*REQUIRED TASK:*
Give back, unchanged, each line from the one containing "Decode this image" through the last line of the entries below.

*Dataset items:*
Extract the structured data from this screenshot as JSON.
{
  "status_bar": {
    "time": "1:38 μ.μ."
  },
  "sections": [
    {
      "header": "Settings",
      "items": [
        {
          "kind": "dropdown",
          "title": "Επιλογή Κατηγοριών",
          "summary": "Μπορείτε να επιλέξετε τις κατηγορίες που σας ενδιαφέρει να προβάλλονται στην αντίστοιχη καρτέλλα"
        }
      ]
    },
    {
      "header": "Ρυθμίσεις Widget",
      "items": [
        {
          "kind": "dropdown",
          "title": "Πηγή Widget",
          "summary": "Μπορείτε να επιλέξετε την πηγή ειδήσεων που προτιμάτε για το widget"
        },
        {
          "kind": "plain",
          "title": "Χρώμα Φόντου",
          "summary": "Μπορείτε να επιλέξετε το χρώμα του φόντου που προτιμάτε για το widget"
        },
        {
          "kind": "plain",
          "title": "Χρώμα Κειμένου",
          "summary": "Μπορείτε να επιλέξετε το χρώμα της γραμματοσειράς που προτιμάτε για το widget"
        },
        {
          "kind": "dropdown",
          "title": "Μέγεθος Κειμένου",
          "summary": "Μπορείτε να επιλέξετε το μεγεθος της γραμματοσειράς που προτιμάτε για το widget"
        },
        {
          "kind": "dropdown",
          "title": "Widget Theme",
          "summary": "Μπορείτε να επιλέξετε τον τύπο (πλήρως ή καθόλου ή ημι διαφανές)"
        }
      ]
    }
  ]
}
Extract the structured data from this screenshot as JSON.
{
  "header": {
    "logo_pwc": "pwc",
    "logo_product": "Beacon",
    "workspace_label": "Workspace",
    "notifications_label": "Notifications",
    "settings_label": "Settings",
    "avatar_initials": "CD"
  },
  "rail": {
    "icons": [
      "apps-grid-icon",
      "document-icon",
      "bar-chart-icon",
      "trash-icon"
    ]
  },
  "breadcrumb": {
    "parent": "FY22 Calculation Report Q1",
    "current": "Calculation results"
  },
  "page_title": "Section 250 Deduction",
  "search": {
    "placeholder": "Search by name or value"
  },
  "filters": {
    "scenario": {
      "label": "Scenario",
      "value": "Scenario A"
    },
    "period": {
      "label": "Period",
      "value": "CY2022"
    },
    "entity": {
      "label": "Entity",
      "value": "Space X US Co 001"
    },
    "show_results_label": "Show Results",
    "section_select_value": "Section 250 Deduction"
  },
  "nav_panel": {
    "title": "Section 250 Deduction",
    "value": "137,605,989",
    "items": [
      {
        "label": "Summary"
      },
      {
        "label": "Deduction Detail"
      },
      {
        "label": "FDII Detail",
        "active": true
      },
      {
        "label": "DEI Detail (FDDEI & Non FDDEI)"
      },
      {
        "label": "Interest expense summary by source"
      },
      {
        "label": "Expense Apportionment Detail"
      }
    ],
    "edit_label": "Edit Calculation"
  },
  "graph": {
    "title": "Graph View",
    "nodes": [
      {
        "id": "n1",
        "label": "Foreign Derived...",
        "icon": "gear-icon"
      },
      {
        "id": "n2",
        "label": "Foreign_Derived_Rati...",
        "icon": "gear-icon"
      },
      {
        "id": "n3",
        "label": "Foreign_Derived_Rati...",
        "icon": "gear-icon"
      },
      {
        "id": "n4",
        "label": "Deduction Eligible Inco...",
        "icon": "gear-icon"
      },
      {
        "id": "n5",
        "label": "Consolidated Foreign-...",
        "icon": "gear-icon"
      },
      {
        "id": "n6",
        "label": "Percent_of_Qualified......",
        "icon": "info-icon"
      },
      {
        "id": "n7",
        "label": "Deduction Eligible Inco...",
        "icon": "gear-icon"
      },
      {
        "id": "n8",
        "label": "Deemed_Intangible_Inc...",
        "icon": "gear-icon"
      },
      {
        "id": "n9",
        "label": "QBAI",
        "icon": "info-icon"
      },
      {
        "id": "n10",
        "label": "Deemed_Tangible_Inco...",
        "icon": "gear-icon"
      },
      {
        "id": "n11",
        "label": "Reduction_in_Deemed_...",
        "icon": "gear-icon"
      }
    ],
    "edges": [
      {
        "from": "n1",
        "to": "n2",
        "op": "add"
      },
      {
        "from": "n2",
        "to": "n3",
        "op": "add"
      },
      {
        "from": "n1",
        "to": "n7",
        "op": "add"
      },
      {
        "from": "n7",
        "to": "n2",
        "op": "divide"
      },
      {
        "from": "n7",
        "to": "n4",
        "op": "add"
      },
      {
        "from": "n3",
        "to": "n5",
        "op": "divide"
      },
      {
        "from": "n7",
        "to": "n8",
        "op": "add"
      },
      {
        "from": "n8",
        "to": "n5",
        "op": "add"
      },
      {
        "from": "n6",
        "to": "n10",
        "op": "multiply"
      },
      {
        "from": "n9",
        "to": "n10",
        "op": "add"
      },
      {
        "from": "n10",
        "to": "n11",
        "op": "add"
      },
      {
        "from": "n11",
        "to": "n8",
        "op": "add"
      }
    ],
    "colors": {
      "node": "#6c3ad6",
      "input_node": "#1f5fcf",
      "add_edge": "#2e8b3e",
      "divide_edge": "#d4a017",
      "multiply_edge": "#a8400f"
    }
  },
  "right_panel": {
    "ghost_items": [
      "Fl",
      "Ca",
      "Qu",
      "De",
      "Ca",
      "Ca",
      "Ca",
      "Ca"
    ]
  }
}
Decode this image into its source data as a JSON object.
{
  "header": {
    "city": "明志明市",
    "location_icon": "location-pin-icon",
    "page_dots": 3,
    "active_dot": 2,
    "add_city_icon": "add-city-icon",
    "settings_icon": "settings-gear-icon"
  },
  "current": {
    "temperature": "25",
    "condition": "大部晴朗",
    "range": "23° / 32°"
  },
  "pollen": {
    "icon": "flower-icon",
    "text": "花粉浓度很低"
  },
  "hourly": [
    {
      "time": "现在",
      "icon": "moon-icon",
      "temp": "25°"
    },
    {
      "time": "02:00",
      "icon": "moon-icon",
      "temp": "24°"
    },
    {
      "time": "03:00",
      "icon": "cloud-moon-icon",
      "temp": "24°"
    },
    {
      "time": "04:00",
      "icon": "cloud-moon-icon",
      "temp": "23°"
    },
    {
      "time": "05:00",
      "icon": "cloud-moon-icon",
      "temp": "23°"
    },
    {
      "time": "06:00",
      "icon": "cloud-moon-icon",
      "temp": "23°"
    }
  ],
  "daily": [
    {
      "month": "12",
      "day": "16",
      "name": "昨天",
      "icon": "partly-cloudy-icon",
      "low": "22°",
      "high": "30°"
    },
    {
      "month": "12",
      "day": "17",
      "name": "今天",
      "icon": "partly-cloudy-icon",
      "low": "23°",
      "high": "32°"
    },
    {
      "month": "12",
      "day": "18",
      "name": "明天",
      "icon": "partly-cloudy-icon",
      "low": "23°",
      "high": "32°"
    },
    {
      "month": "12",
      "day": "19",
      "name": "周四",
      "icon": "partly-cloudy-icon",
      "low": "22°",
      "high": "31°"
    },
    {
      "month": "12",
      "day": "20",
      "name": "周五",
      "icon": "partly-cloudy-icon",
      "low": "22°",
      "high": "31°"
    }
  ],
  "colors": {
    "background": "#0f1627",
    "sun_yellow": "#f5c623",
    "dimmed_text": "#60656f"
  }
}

*THE RESULT:*
Decode this image into its source data as a JSON object.
{
  "header": {
    "city": "明志明市",
    "location_icon": "location-pin-icon",
    "page_dots": 3,
    "active_dot": 2,
    "add_city_icon": "add-city-icon",
    "settings_icon": "settings-gear-icon"
  },
  "current": {
    "temperature": "25",
    "condition": "大部晴朗",
    "range": "23° / 32°"
  },
  "pollen": {
    "icon": "flower-icon",
    "text": "花粉浓度很低"
  },
  "hourly": [
    {
      "time": "现在",
      "icon": "moon-icon",
      "temp": "25°"
    },
    {
      "time": "02:00",
      "icon": "moon-icon",
      "temp": "24°"
    },
    {
      "time": "03:00",
      "icon": "cloud-moon-icon",
      "temp": "24°"
    },
    {
      "time": "04:00",
      "icon": "cloud-moon-icon",
      "temp": "23°"
    },
    {
      "time": "05:00",
      "icon": "cloud-moon-icon",
      "temp": "23°"
    },
    {
      "time": "06:00",
      "icon": "cloud-moon-icon",
      "temp": "23°"
    }
  ],
  "daily": [
    {
      "month": "12",
      "day": "16",
      "name": "昨天",
      "icon": "partly-cloudy-icon",
      "low": "22°",
      "high": "30°"
    },
    {
      "month": "12",
      "day": "17",
      "name": "今天",
      "icon": "partly-cloudy-icon",
      "low": "23°",
      "high": "32°"
    },
    {
      "month": "12",
      "day": "18",
      "name": "明天",
      "icon": "partly-cloudy-icon",
      "low": "23°",
      "high": "32°"
    },
    {
      "month": "12",
      "day": "19",
      "name": "周四",
      "icon": "partly-cloudy-icon",
      "low": "22°",
      "high": "31°"
    },
    {
      "month": "12",
      "day": "20",
      "name": "周五",
      "icon": "partly-cloudy-icon",
      "low": "22°",
      "high": "31°"
    }
  ],
  "colors": {
    "background": "#0f1627",
    "sun_yellow": "#f5c623",
    "dimmed_text": "#60656f"
  }
}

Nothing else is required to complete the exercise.